▶ [What you are asked to do] Beneath this sentence is a set of records; write each of them out exactly.

[A run of records]

+ + + + + + +

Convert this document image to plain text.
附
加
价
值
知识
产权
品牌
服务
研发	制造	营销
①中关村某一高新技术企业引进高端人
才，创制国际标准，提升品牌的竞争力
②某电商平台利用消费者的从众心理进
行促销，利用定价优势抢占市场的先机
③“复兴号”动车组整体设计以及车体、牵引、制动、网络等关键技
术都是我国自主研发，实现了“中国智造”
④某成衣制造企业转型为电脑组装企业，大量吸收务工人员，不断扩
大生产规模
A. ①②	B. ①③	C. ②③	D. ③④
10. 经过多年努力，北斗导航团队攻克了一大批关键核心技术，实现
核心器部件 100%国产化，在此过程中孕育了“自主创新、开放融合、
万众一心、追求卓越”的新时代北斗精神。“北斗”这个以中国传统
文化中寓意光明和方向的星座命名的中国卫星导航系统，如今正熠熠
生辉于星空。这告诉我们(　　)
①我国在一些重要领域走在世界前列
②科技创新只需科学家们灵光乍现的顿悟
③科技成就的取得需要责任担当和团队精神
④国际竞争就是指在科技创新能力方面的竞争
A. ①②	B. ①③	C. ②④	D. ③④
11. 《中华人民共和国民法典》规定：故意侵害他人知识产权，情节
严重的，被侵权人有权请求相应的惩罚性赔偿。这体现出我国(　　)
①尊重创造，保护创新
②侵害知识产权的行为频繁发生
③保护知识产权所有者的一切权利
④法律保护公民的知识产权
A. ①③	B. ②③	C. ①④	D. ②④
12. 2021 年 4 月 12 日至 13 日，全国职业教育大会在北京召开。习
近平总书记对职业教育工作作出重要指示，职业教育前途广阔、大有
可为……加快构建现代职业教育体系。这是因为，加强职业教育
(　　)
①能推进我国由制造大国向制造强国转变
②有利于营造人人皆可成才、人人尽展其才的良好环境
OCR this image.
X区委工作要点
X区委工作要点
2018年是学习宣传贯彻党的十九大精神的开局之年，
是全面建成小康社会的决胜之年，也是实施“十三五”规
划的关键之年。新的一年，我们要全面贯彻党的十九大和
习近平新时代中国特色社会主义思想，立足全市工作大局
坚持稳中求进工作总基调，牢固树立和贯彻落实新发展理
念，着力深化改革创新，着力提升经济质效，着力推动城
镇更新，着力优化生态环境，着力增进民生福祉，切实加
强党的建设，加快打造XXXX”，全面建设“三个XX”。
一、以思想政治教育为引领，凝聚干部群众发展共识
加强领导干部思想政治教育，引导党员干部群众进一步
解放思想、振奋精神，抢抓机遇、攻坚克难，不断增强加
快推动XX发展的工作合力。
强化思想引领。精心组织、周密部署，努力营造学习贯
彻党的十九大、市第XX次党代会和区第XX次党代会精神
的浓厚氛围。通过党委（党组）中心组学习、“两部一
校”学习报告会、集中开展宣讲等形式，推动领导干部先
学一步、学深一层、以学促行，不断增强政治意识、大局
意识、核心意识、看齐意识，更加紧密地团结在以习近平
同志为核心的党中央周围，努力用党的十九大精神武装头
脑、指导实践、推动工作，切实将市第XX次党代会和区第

+ + + + + + +

▶ [Full output]
Convert this document image to plain text.
附
加
价
值
知识
产权
品牌
服务
研发	制造	营销
①中关村某一高新技术企业引进高端人
才，创制国际标准，提升品牌的竞争力
②某电商平台利用消费者的从众心理进
行促销，利用定价优势抢占市场的先机
③“复兴号”动车组整体设计以及车体、牵引、制动、网络等关键技
术都是我国自主研发，实现了“中国智造”
④某成衣制造企业转型为电脑组装企业，大量吸收务工人员，不断扩
大生产规模
A. ①②	B. ①③	C. ②③	D. ③④
10. 经过多年努力，北斗导航团队攻克了一大批关键核心技术，实现
核心器部件 100%国产化，在此过程中孕育了“自主创新、开放融合、
万众一心、追求卓越”的新时代北斗精神。“北斗”这个以中国传统
文化中寓意光明和方向的星座命名的中国卫星导航系统，如今正熠熠
生辉于星空。这告诉我们(　　)
①我国在一些重要领域走在世界前列
②科技创新只需科学家们灵光乍现的顿悟
③科技成就的取得需要责任担当和团队精神
④国际竞争就是指在科技创新能力方面的竞争
A. ①②	B. ①③	C. ②④	D. ③④
11. 《中华人民共和国民法典》规定：故意侵害他人知识产权，情节
严重的，被侵权人有权请求相应的惩罚性赔偿。这体现出我国(　　)
①尊重创造，保护创新
②侵害知识产权的行为频繁发生
③保护知识产权所有者的一切权利
④法律保护公民的知识产权
A. ①③	B. ②③	C. ①④	D. ②④
12. 2021 年 4 月 12 日至 13 日，全国职业教育大会在北京召开。习
近平总书记对职业教育工作作出重要指示，职业教育前途广阔、大有
可为……加快构建现代职业教育体系。这是因为，加强职业教育
(　　)
①能推进我国由制造大国向制造强国转变
②有利于营造人人皆可成才、人人尽展其才的良好环境
OCR this image.
X区委工作要点
X区委工作要点
2018年是学习宣传贯彻党的十九大精神的开局之年，
是全面建成小康社会的决胜之年，也是实施“十三五”规
划的关键之年。新的一年，我们要全面贯彻党的十九大和
习近平新时代中国特色社会主义思想，立足全市工作大局
坚持稳中求进工作总基调，牢固树立和贯彻落实新发展理
念，着力深化改革创新，着力提升经济质效，着力推动城
镇更新，着力优化生态环境，着力增进民生福祉，切实加
强党的建设，加快打造XXXX”，全面建设“三个XX”。
一、以思想政治教育为引领，凝聚干部群众发展共识
加强领导干部思想政治教育，引导党员干部群众进一步
解放思想、振奋精神，抢抓机遇、攻坚克难，不断增强加
快推动XX发展的工作合力。
强化思想引领。精心组织、周密部署，努力营造学习贯
彻党的十九大、市第XX次党代会和区第XX次党代会精神
的浓厚氛围。通过党委（党组）中心组学习、“两部一
校”学习报告会、集中开展宣讲等形式，推动领导干部先
学一步、学深一层、以学促行，不断增强政治意识、大局
意识、核心意识、看齐意识，更加紧密地团结在以习近平
同志为核心的党中央周围，努力用党的十九大精神武装头
脑、指导实践、推动工作，切实将市第XX次党代会和区第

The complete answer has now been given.